** begin DATA TO USE **
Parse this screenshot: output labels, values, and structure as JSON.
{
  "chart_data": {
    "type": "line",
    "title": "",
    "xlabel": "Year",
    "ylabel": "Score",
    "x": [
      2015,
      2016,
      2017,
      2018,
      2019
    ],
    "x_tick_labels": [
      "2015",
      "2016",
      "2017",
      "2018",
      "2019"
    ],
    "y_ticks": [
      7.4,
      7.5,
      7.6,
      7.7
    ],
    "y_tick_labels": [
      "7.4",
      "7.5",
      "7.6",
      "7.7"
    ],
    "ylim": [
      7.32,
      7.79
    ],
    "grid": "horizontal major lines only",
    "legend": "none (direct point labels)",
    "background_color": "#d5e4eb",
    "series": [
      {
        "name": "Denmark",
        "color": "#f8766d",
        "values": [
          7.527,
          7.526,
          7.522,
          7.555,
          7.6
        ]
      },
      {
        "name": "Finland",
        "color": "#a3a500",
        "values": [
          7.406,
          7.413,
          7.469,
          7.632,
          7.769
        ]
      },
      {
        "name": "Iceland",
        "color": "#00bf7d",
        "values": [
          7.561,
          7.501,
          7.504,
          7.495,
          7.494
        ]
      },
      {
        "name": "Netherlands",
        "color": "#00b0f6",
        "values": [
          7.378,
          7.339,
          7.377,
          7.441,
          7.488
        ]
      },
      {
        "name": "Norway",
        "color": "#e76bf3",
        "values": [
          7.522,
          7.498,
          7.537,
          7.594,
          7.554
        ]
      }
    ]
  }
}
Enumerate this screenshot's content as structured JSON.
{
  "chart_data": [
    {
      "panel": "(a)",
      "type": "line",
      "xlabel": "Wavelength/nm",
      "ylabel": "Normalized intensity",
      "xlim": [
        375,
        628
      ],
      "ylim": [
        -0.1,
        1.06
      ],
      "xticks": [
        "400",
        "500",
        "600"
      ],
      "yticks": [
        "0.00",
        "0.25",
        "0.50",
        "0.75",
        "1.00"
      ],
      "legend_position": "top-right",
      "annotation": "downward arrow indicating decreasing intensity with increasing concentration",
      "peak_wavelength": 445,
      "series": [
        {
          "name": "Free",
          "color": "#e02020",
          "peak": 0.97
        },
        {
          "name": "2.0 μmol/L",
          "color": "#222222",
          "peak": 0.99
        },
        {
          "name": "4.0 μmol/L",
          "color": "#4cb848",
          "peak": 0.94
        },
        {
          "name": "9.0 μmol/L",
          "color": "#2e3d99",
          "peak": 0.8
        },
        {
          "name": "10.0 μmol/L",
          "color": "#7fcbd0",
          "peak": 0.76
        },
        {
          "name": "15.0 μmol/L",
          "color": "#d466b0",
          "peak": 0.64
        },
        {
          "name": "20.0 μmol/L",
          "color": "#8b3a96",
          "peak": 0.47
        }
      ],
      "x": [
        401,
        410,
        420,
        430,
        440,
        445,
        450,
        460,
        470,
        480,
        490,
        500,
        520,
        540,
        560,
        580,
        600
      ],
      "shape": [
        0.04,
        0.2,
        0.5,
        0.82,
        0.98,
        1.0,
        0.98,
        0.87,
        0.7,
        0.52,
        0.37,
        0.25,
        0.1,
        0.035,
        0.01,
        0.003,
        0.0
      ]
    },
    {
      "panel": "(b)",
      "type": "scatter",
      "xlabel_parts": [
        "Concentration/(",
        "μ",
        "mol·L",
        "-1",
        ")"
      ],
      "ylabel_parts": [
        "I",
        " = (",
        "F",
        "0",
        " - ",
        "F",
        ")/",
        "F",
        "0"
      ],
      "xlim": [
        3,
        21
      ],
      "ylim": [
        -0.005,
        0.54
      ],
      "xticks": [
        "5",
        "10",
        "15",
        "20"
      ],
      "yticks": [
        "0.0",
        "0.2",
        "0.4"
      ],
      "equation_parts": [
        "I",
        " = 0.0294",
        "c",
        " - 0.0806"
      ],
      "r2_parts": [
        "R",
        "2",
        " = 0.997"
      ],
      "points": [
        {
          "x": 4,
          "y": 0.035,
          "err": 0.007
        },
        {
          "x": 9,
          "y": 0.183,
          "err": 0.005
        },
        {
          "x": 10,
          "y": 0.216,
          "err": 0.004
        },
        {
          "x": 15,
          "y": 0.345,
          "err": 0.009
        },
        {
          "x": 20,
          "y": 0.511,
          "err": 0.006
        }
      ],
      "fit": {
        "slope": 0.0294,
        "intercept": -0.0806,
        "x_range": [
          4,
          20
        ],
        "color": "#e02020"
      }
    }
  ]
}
** end DATA TO USE **
## PROBLEM DESCRIPTION:
Copy every line above that holds the word "screenshot".

## EXERCISE OUTPUT:
Parse this screenshot: output labels, values, and structure as JSON.
Enumerate this screenshot's content as structured JSON.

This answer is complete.